**Your task**
Check every line of the entries below for the word "content", and copy the ones that have it.

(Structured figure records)
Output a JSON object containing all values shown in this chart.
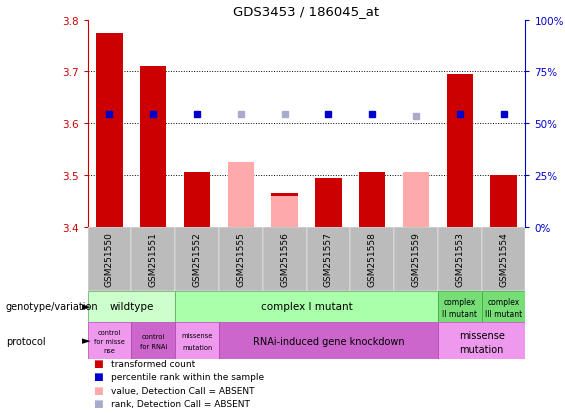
{
  "title": "GDS3453 / 186045_at",
  "samples": [
    "GSM251550",
    "GSM251551",
    "GSM251552",
    "GSM251555",
    "GSM251556",
    "GSM251557",
    "GSM251558",
    "GSM251559",
    "GSM251553",
    "GSM251554"
  ],
  "bar_values": [
    3.775,
    3.71,
    3.505,
    null,
    3.465,
    3.495,
    3.505,
    null,
    3.695,
    3.5
  ],
  "bar_absent_values": [
    null,
    null,
    null,
    3.525,
    3.46,
    null,
    null,
    3.505,
    null,
    null
  ],
  "rank_values": [
    54.5,
    54.5,
    54.5,
    54.5,
    54.5,
    54.5,
    54.5,
    53.5,
    54.5,
    54.5
  ],
  "rank_absent": [
    false,
    false,
    false,
    true,
    true,
    false,
    false,
    true,
    false,
    false
  ],
  "ylim": [
    3.4,
    3.8
  ],
  "yticks": [
    3.4,
    3.5,
    3.6,
    3.7,
    3.8
  ],
  "y2lim": [
    0,
    100
  ],
  "y2ticks": [
    0,
    25,
    50,
    75,
    100
  ],
  "bar_color": "#cc0000",
  "bar_absent_color": "#ffaaaa",
  "rank_color": "#0000cc",
  "rank_absent_color": "#aaaacc",
  "xticklabel_bg": "#bbbbbb",
  "wildtype_color": "#ccffcc",
  "complex_I_color": "#aaffaa",
  "complex_II_color": "#77dd77",
  "complex_III_color": "#77dd77",
  "protocol_light_color": "#ee99ee",
  "protocol_dark_color": "#cc66cc"
}
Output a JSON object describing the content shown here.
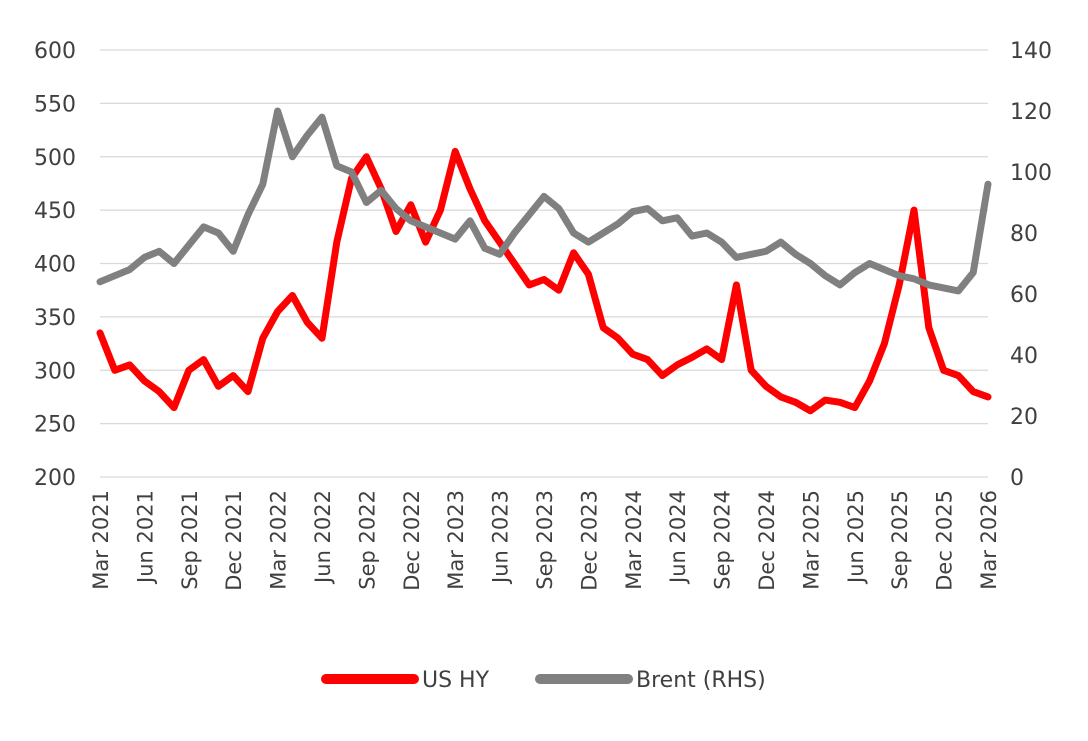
{
  "chart_data": {
    "type": "line",
    "title": "",
    "xlabel": "",
    "ylabel": "",
    "y2label": "",
    "x_ticks": [
      "Mar 2021",
      "Jun 2021",
      "Sep 2021",
      "Dec 2021",
      "Mar 2022",
      "Jun 2022",
      "Sep 2022",
      "Dec 2022",
      "Mar 2023",
      "Jun 2023",
      "Sep 2023",
      "Dec 2023",
      "Mar 2024",
      "Jun 2024",
      "Sep 2024",
      "Dec 2024",
      "Mar 2025",
      "Jun 2025",
      "Sep 2025",
      "Dec 2025",
      "Mar 2026"
    ],
    "y_left": {
      "min": 200,
      "max": 600,
      "ticks": [
        200,
        250,
        300,
        350,
        400,
        450,
        500,
        550,
        600
      ]
    },
    "y_right": {
      "min": 0,
      "max": 140,
      "ticks": [
        0,
        20,
        40,
        60,
        80,
        100,
        120,
        140
      ]
    },
    "grid": true,
    "legend_position": "bottom",
    "x": [
      "2021-03",
      "2021-04",
      "2021-05",
      "2021-06",
      "2021-07",
      "2021-08",
      "2021-09",
      "2021-10",
      "2021-11",
      "2021-12",
      "2022-01",
      "2022-02",
      "2022-03",
      "2022-04",
      "2022-05",
      "2022-06",
      "2022-07",
      "2022-08",
      "2022-09",
      "2022-10",
      "2022-11",
      "2022-12",
      "2023-01",
      "2023-02",
      "2023-03",
      "2023-04",
      "2023-05",
      "2023-06",
      "2023-07",
      "2023-08",
      "2023-09",
      "2023-10",
      "2023-11",
      "2023-12",
      "2024-01",
      "2024-02",
      "2024-03",
      "2024-04",
      "2024-05",
      "2024-06",
      "2024-07",
      "2024-08",
      "2024-09",
      "2024-10",
      "2024-11",
      "2024-12",
      "2025-01",
      "2025-02",
      "2025-03",
      "2025-04",
      "2025-05",
      "2025-06",
      "2025-07",
      "2025-08",
      "2025-09",
      "2025-10",
      "2025-11",
      "2025-12",
      "2026-01",
      "2026-02",
      "2026-03"
    ],
    "series": [
      {
        "name": "US HY",
        "axis": "left",
        "color": "#ff0000",
        "values": [
          335,
          300,
          305,
          290,
          280,
          265,
          300,
          310,
          285,
          295,
          280,
          330,
          355,
          370,
          345,
          330,
          420,
          480,
          500,
          470,
          430,
          455,
          420,
          450,
          505,
          470,
          440,
          420,
          400,
          380,
          385,
          375,
          410,
          390,
          340,
          330,
          315,
          310,
          295,
          305,
          312,
          320,
          310,
          380,
          300,
          285,
          275,
          270,
          262,
          272,
          270,
          265,
          290,
          325,
          380,
          450,
          340,
          300,
          295,
          280,
          275
        ]
      },
      {
        "name": "Brent (RHS)",
        "axis": "right",
        "color": "#808080",
        "values": [
          64,
          66,
          68,
          72,
          74,
          70,
          76,
          82,
          80,
          74,
          86,
          96,
          120,
          105,
          112,
          118,
          102,
          100,
          90,
          94,
          88,
          84,
          82,
          80,
          78,
          84,
          75,
          73,
          80,
          86,
          92,
          88,
          80,
          77,
          80,
          83,
          87,
          88,
          84,
          85,
          79,
          80,
          77,
          72,
          73,
          74,
          77,
          73,
          70,
          66,
          63,
          67,
          70,
          68,
          66,
          65,
          63,
          62,
          61,
          67,
          96
        ]
      }
    ]
  }
}
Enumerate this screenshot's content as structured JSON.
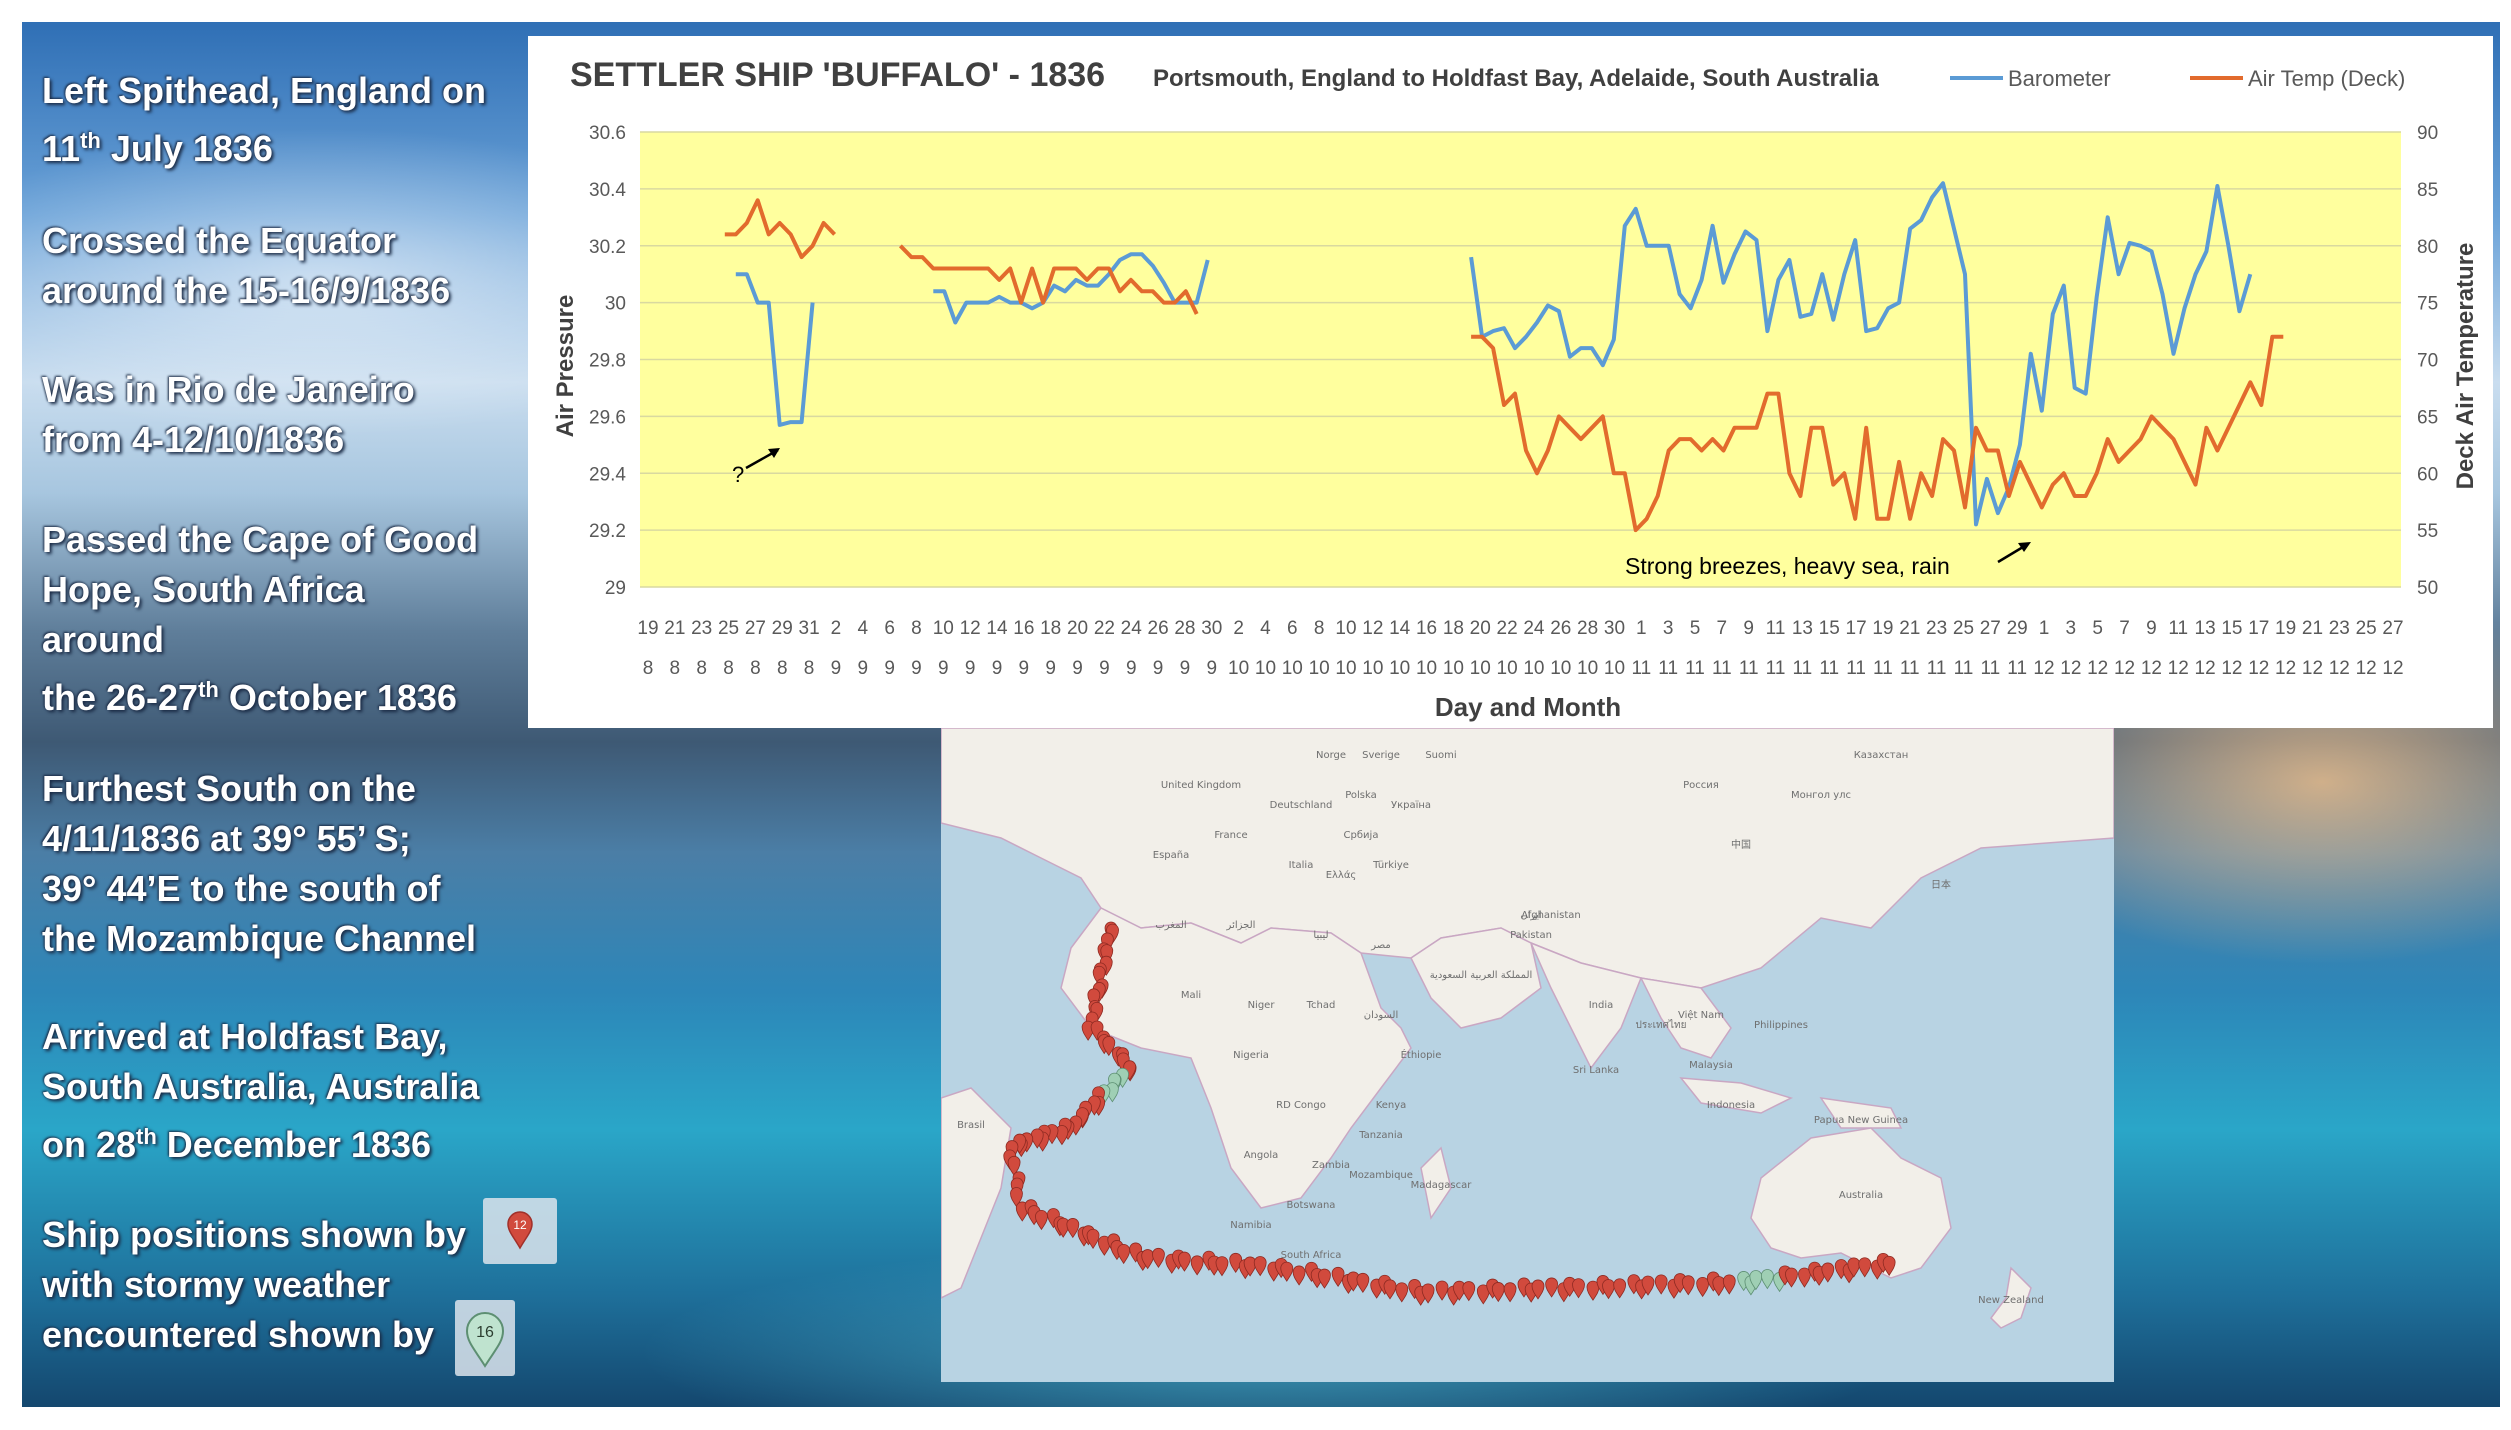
{
  "notes": {
    "n1_l1": "Left Spithead, England on",
    "n1_l2_a": "11",
    "n1_l2_sup": "th",
    "n1_l2_b": " July 1836",
    "n2_l1": "Crossed the Equator",
    "n2_l2": "around the 15-16/9/1836",
    "n3_l1": "Was in Rio de Janeiro",
    "n3_l2": "from 4-12/10/1836",
    "n4_l1": "Passed the Cape of Good",
    "n4_l2": "Hope, South Africa",
    "n4_l3": "around",
    "n4_l4_a": "the 26-27",
    "n4_l4_sup": "th",
    "n4_l4_b": " October 1836",
    "n5_l1": "Furthest South on the",
    "n5_l2": "4/11/1836 at 39° 55’ S;",
    "n5_l3": "39° 44’E to the south of",
    "n5_l4": "the Mozambique Channel",
    "n6_l1": "Arrived at Holdfast Bay,",
    "n6_l2": "South Australia, Australia",
    "n6_l3_a": "on 28",
    "n6_l3_sup": "th",
    "n6_l3_b": " December 1836",
    "n7_l1": "Ship positions shown by",
    "n7_l2": "with stormy weather",
    "n7_l3": "encountered shown by",
    "marker_normal_label": "12",
    "marker_storm_label": "16"
  },
  "chart_data": {
    "type": "line",
    "title": "SETTLER SHIP 'BUFFALO' - 1836",
    "subtitle": "Portsmouth, England to Holdfast Bay, Adelaide, South Australia",
    "xlabel": "Day and Month",
    "ylabel": "Air Pressure",
    "y2label": "Deck Air Temperature",
    "ylim": [
      29,
      30.6
    ],
    "y2lim": [
      50,
      90
    ],
    "yticks": [
      "30.6",
      "30.4",
      "30.2",
      "30",
      "29.8",
      "29.6",
      "29.4",
      "29.2",
      "29"
    ],
    "y2ticks": [
      "90",
      "85",
      "80",
      "75",
      "70",
      "65",
      "60",
      "55",
      "50"
    ],
    "xtick_days": [
      "19",
      "21",
      "23",
      "25",
      "27",
      "29",
      "31",
      "2",
      "4",
      "6",
      "8",
      "10",
      "12",
      "14",
      "16",
      "18",
      "20",
      "22",
      "24",
      "26",
      "28",
      "30",
      "2",
      "4",
      "6",
      "8",
      "10",
      "12",
      "14",
      "16",
      "18",
      "20",
      "22",
      "24",
      "26",
      "28",
      "30",
      "1",
      "3",
      "5",
      "7",
      "9",
      "11",
      "13",
      "15",
      "17",
      "19",
      "21",
      "23",
      "25",
      "27",
      "29",
      "1",
      "3",
      "5",
      "7",
      "9",
      "11",
      "13",
      "15",
      "17",
      "19",
      "21",
      "23",
      "25",
      "27"
    ],
    "xtick_months": [
      "8",
      "8",
      "8",
      "8",
      "8",
      "8",
      "8",
      "9",
      "9",
      "9",
      "9",
      "9",
      "9",
      "9",
      "9",
      "9",
      "9",
      "9",
      "9",
      "9",
      "9",
      "9",
      "10",
      "10",
      "10",
      "10",
      "10",
      "10",
      "10",
      "10",
      "10",
      "10",
      "10",
      "10",
      "10",
      "10",
      "10",
      "11",
      "11",
      "11",
      "11",
      "11",
      "11",
      "11",
      "11",
      "11",
      "11",
      "11",
      "11",
      "11",
      "11",
      "11",
      "12",
      "12",
      "12",
      "12",
      "12",
      "12",
      "12",
      "12",
      "12",
      "12",
      "12",
      "12",
      "12",
      "12"
    ],
    "legend_position": "top-right",
    "grid": true,
    "annotations": [
      "?",
      "Strong breezes, heavy sea, rain"
    ],
    "series": [
      {
        "name": "Barometer",
        "color": "#5b9bd5",
        "axis": "left",
        "segments": [
          {
            "start_day": 8,
            "values": [
              30.1,
              30.1,
              30.0,
              30.0,
              29.57,
              29.58,
              29.58,
              30.0
            ]
          },
          {
            "start_day": 26,
            "values": [
              30.04,
              30.04,
              29.93,
              30.0,
              30.0,
              30.0,
              30.02,
              30.0,
              30.0,
              29.98,
              30.0,
              30.06,
              30.04,
              30.08,
              30.06,
              30.06,
              30.1,
              30.15,
              30.17,
              30.17,
              30.13,
              30.07,
              30.0,
              30.0,
              30.0,
              30.15
            ]
          },
          {
            "start_day": 75,
            "values": [
              30.16,
              29.88,
              29.9,
              29.91,
              29.84,
              29.88,
              29.93,
              29.99,
              29.97,
              29.81,
              29.84,
              29.84,
              29.78,
              29.87,
              30.27,
              30.33,
              30.2,
              30.2,
              30.2,
              30.03,
              29.98,
              30.08,
              30.27,
              30.07,
              30.17,
              30.25,
              30.22,
              29.9,
              30.08,
              30.15,
              29.95,
              29.96,
              30.1,
              29.94,
              30.1,
              30.22,
              29.9,
              29.91,
              29.98,
              30.0,
              30.26,
              30.29,
              30.37,
              30.42,
              30.26,
              30.1,
              29.22,
              29.38,
              29.26,
              29.35,
              29.5,
              29.82,
              29.62,
              29.96,
              30.06,
              29.7,
              29.68,
              30.02,
              30.3,
              30.1,
              30.21,
              30.2,
              30.18,
              30.03,
              29.82,
              29.98,
              30.1,
              30.18,
              30.41,
              30.2,
              29.97,
              30.1
            ]
          }
        ]
      },
      {
        "name": "Air Temp (Deck)",
        "color": "#e26b2d",
        "axis": "right",
        "segments": [
          {
            "start_day": 7,
            "values": [
              81,
              81,
              82,
              84,
              81,
              82,
              81,
              79,
              80,
              82,
              81
            ]
          },
          {
            "start_day": 23,
            "values": [
              80,
              79,
              79,
              78,
              78,
              78,
              78,
              78,
              78,
              77,
              78,
              75,
              78,
              75,
              78,
              78,
              78,
              77,
              78,
              78,
              76,
              77,
              76,
              76,
              75,
              75,
              76,
              74
            ]
          },
          {
            "start_day": 75,
            "values": [
              72,
              72,
              71,
              66,
              67,
              62,
              60,
              62,
              65,
              64,
              63,
              64,
              65,
              60,
              60,
              55,
              56,
              58,
              62,
              63,
              63,
              62,
              63,
              62,
              64,
              64,
              64,
              67,
              67,
              60,
              58,
              64,
              64,
              59,
              60,
              56,
              64,
              56,
              56,
              61,
              56,
              60,
              58,
              63,
              62,
              57,
              64,
              62,
              62,
              58,
              61,
              59,
              57,
              59,
              60,
              58,
              58,
              60,
              63,
              61,
              62,
              63,
              65,
              64,
              63,
              61,
              59,
              64,
              62,
              64,
              66,
              68,
              66,
              72,
              72
            ]
          }
        ]
      }
    ]
  },
  "map": {
    "labels": [
      "Россия",
      "Казахстан",
      "Монгол улс",
      "中国",
      "日本",
      "المملكة العربية السعودية",
      "ایران",
      "India",
      "Türkiye",
      "Ελλάς",
      "España",
      "Italia",
      "France",
      "Deutschland",
      "United Kingdom",
      "المغرب",
      "الجزائر",
      "ليبيا",
      "مصر",
      "Mali",
      "Niger",
      "Tchad",
      "السودان",
      "Nigeria",
      "Éthiopie",
      "Kenya",
      "RD Congo",
      "Angola",
      "Tanzania",
      "Namibia",
      "Botswana",
      "South Africa",
      "Madagascar",
      "Mozambique",
      "Zambia",
      "Indonesia",
      "Papua New Guinea",
      "Australia",
      "New Zealand",
      "Brasil",
      "Philippines",
      "Việt Nam",
      "ประเทศไทย",
      "Malaysia",
      "Pakistan",
      "Afghanistan",
      "Србија",
      "Polska",
      "Україна",
      "Sverige",
      "Suomi",
      "Norge",
      "Sri Lanka"
    ]
  },
  "colors": {
    "barometer": "#5b9bd5",
    "air_temp": "#e26b2d",
    "plot_bg": "#ffff9e",
    "gridline": "#d9d9a0",
    "map_ocean": "#b8d3e3",
    "map_land": "#f2efe9",
    "map_border": "#c9a7c3",
    "marker": "#d14a3d",
    "storm_marker": "#9fcfb4"
  }
}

**Exercise solution**
Output a JSON object describing the content shown here.
Enumerate this screenshot's content as structured JSON.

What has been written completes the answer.